EXERCISE GOAL => Count how many lines in the material below hold the word "Pomiary"; the reply is that number alone.

PROVIDED RECORDS =>
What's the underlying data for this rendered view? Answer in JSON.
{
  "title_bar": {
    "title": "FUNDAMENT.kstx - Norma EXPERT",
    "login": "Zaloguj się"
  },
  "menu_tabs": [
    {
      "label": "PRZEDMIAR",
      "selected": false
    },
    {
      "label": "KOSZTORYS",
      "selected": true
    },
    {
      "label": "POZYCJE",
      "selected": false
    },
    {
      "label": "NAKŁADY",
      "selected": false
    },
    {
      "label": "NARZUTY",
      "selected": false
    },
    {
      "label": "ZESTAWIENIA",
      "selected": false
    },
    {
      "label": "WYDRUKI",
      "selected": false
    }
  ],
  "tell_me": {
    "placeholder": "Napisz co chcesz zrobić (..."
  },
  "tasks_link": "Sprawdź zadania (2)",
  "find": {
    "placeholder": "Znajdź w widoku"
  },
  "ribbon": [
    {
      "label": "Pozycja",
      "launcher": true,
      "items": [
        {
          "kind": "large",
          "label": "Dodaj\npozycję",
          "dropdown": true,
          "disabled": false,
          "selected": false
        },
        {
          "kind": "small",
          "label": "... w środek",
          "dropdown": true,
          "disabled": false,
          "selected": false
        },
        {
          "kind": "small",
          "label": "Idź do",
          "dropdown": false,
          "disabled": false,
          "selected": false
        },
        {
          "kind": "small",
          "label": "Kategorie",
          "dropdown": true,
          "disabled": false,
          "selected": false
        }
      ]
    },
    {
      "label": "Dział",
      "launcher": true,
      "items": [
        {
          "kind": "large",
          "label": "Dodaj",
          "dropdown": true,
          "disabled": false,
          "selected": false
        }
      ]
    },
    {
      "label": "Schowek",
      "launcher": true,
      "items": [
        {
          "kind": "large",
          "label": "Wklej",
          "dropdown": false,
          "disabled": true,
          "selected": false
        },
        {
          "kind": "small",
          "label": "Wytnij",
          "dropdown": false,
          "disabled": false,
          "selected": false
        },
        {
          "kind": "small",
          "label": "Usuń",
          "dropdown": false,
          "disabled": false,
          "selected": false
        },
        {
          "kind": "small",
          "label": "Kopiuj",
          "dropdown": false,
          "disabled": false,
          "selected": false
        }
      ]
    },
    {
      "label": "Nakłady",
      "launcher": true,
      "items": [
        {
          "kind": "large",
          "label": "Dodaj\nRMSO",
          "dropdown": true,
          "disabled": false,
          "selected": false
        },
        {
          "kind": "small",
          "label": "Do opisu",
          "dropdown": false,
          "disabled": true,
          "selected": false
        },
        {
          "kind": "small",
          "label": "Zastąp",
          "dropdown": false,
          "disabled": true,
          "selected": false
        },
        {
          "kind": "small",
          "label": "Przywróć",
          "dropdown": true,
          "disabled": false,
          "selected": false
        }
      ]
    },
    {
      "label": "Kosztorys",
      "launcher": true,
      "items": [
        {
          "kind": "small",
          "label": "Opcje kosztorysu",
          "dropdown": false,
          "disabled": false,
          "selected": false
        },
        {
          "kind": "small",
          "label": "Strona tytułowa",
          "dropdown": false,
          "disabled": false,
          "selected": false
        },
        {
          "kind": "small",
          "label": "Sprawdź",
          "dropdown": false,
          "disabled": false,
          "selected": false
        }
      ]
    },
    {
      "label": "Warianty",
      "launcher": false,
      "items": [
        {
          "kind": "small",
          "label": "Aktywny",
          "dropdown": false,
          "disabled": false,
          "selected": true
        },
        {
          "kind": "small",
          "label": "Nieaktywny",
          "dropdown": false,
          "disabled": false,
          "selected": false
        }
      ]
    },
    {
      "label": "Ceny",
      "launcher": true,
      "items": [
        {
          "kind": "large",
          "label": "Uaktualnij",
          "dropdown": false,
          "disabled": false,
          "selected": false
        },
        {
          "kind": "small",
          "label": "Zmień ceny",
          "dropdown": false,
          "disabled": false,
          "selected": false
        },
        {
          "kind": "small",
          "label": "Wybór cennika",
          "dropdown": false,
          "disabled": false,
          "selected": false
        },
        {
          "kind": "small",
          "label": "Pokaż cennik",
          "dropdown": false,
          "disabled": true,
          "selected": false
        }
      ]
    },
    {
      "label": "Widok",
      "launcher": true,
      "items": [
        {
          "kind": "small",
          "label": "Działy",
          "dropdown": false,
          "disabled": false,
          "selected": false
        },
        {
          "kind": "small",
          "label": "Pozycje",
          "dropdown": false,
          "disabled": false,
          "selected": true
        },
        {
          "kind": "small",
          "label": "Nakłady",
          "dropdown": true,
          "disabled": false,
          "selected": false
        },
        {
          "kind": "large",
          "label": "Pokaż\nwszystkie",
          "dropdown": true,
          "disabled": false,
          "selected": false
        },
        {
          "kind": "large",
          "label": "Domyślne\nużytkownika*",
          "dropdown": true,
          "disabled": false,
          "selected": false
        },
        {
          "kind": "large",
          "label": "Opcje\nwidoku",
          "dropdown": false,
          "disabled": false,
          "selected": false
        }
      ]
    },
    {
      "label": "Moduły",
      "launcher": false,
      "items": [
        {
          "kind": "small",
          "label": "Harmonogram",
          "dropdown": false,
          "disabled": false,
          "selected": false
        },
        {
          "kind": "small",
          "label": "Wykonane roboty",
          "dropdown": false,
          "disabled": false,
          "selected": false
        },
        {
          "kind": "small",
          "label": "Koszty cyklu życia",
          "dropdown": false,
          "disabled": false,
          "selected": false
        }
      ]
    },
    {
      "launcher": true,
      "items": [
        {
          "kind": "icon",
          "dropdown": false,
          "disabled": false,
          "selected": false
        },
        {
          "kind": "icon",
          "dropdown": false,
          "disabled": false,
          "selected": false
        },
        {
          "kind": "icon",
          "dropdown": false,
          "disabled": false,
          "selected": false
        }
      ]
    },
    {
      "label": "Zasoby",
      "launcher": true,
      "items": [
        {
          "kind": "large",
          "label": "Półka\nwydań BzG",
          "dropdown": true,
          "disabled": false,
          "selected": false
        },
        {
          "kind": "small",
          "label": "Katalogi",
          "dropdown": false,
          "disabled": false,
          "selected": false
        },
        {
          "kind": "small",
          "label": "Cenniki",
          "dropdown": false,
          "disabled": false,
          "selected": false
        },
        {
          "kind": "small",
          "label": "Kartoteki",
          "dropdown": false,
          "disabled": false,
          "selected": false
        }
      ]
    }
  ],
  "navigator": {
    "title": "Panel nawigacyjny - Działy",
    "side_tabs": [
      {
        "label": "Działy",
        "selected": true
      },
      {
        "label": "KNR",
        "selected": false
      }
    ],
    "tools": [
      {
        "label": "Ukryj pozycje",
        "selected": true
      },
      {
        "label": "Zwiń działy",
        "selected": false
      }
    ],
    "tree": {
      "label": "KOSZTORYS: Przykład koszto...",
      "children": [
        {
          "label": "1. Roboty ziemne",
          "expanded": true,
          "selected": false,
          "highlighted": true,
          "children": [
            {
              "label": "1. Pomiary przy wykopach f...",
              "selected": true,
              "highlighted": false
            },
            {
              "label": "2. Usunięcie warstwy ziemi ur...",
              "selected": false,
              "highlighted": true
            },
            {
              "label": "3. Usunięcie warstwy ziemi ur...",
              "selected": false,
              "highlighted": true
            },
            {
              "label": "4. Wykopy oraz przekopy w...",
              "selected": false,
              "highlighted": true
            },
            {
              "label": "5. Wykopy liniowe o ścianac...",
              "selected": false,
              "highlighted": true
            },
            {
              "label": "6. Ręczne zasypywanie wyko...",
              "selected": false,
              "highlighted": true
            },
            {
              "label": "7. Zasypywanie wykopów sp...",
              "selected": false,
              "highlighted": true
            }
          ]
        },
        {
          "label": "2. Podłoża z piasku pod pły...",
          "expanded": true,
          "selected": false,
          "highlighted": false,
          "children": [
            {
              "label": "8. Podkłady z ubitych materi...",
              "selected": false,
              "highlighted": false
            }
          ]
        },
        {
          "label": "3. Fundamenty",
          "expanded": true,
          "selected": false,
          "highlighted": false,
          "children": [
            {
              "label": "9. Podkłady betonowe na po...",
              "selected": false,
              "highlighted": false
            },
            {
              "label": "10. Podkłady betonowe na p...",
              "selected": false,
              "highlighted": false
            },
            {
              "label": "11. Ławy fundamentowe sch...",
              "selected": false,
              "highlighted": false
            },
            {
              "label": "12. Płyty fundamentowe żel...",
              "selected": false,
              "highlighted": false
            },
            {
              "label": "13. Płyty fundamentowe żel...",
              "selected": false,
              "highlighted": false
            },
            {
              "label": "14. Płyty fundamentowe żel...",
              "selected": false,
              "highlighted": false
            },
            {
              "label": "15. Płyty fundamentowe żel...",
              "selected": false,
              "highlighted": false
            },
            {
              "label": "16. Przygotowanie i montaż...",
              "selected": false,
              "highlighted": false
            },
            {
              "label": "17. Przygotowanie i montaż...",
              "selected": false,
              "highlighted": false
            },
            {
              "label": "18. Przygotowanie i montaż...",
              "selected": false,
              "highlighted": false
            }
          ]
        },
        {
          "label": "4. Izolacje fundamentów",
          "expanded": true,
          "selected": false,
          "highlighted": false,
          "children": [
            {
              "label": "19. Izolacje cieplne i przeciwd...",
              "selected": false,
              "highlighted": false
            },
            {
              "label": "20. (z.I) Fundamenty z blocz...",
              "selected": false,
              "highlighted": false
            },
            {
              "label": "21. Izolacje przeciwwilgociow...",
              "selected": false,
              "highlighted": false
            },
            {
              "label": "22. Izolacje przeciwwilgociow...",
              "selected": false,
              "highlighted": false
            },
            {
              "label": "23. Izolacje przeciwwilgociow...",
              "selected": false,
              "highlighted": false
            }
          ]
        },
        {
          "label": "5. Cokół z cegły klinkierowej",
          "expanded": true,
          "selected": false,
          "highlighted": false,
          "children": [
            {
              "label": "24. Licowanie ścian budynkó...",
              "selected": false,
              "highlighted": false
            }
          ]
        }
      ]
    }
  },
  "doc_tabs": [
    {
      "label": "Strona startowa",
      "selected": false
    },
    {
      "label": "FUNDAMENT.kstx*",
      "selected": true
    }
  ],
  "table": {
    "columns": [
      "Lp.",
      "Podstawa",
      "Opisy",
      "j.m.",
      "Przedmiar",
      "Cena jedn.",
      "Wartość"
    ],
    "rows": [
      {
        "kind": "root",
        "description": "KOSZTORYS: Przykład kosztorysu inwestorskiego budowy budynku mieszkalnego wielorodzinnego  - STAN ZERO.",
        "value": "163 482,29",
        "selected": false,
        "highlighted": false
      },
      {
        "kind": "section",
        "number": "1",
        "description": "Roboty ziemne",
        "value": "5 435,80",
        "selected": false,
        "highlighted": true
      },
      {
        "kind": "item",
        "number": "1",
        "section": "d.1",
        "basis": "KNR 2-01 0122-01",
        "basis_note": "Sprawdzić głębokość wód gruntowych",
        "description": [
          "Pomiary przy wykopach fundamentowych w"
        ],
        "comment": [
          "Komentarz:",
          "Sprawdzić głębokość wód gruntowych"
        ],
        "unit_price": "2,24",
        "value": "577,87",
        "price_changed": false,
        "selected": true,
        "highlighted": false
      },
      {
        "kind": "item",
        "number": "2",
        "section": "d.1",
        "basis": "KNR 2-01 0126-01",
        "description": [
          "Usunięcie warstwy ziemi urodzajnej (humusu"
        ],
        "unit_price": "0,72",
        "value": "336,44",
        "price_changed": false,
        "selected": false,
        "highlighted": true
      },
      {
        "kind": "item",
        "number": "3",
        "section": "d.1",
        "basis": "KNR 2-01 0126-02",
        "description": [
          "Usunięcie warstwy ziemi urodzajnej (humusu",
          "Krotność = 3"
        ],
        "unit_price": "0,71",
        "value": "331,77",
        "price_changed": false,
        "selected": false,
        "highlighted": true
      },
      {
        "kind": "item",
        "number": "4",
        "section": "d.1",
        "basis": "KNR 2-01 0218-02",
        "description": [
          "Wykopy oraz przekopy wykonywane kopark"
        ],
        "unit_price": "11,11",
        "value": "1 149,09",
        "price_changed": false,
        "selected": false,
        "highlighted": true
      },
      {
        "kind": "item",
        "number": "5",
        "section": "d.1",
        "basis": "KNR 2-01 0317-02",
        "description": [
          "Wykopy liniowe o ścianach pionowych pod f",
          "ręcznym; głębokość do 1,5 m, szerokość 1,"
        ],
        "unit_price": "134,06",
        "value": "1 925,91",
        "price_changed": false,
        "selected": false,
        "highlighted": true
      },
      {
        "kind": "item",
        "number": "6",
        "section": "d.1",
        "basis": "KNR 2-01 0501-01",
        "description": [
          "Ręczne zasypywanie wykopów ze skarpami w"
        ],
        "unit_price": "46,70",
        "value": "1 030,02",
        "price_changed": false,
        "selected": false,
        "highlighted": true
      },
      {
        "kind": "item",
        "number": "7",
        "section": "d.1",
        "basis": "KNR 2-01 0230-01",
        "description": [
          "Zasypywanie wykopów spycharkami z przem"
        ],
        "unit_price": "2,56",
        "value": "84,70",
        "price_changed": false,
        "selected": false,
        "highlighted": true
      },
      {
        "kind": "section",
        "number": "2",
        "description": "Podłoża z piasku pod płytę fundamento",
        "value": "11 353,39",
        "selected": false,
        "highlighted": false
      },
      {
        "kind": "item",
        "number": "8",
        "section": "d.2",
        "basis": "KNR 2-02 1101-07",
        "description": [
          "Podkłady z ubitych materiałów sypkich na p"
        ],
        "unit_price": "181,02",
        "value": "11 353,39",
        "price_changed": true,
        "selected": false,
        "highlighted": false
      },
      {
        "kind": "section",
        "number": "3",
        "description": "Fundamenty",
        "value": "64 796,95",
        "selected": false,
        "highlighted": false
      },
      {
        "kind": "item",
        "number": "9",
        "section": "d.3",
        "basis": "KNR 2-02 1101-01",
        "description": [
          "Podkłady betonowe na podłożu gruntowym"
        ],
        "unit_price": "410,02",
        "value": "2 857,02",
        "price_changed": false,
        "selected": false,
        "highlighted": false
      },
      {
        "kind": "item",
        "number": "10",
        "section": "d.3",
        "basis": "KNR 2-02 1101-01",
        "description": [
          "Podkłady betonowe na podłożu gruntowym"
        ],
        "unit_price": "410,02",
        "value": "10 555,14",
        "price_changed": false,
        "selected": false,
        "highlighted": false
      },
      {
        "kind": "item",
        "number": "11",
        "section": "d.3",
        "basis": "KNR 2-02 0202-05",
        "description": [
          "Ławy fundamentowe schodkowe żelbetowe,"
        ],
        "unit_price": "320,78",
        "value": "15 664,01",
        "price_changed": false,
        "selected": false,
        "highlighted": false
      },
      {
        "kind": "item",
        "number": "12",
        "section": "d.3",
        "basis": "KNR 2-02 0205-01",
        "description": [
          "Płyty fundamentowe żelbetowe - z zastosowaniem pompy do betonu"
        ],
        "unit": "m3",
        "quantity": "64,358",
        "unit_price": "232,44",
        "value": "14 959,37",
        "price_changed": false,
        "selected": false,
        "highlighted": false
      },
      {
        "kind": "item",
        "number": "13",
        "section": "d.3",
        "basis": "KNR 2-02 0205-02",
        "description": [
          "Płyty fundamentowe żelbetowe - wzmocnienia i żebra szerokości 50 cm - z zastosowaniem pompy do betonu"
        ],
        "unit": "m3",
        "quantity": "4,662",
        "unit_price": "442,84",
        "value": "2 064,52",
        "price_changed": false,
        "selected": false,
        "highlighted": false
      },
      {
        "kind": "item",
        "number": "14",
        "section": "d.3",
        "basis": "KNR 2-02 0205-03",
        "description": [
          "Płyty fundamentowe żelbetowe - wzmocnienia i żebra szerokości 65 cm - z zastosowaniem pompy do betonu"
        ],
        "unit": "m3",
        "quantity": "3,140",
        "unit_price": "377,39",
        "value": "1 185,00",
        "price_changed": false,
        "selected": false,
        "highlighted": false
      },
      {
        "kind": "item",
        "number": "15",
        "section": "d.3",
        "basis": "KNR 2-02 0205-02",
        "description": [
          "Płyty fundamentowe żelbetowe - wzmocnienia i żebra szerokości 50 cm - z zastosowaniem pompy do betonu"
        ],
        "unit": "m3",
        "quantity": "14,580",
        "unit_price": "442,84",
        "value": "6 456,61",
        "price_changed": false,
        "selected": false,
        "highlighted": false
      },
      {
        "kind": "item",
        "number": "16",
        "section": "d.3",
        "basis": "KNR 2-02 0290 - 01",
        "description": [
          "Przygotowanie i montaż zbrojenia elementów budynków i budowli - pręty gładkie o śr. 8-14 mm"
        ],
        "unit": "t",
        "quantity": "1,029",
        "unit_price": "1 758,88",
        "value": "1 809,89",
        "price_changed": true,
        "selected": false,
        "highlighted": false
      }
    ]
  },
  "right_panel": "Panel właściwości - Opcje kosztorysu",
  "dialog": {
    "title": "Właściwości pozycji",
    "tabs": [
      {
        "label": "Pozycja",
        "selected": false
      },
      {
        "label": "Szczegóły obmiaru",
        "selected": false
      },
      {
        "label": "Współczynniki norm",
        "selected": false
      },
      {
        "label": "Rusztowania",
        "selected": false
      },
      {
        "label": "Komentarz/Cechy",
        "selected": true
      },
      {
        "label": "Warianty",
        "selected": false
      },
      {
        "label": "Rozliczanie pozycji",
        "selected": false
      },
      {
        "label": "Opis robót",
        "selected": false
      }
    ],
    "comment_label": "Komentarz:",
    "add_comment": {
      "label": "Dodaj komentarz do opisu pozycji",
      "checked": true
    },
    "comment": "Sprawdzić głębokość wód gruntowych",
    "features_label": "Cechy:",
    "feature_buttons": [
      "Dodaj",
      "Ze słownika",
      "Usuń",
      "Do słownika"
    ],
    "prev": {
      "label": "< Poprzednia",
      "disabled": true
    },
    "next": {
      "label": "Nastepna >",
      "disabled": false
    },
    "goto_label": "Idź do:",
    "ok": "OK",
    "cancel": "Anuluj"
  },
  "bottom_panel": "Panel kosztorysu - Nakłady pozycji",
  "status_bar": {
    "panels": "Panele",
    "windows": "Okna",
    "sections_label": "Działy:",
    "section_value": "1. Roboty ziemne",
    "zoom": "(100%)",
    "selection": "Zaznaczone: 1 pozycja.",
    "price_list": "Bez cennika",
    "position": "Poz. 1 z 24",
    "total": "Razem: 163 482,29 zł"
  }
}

FINISHED TASK => 2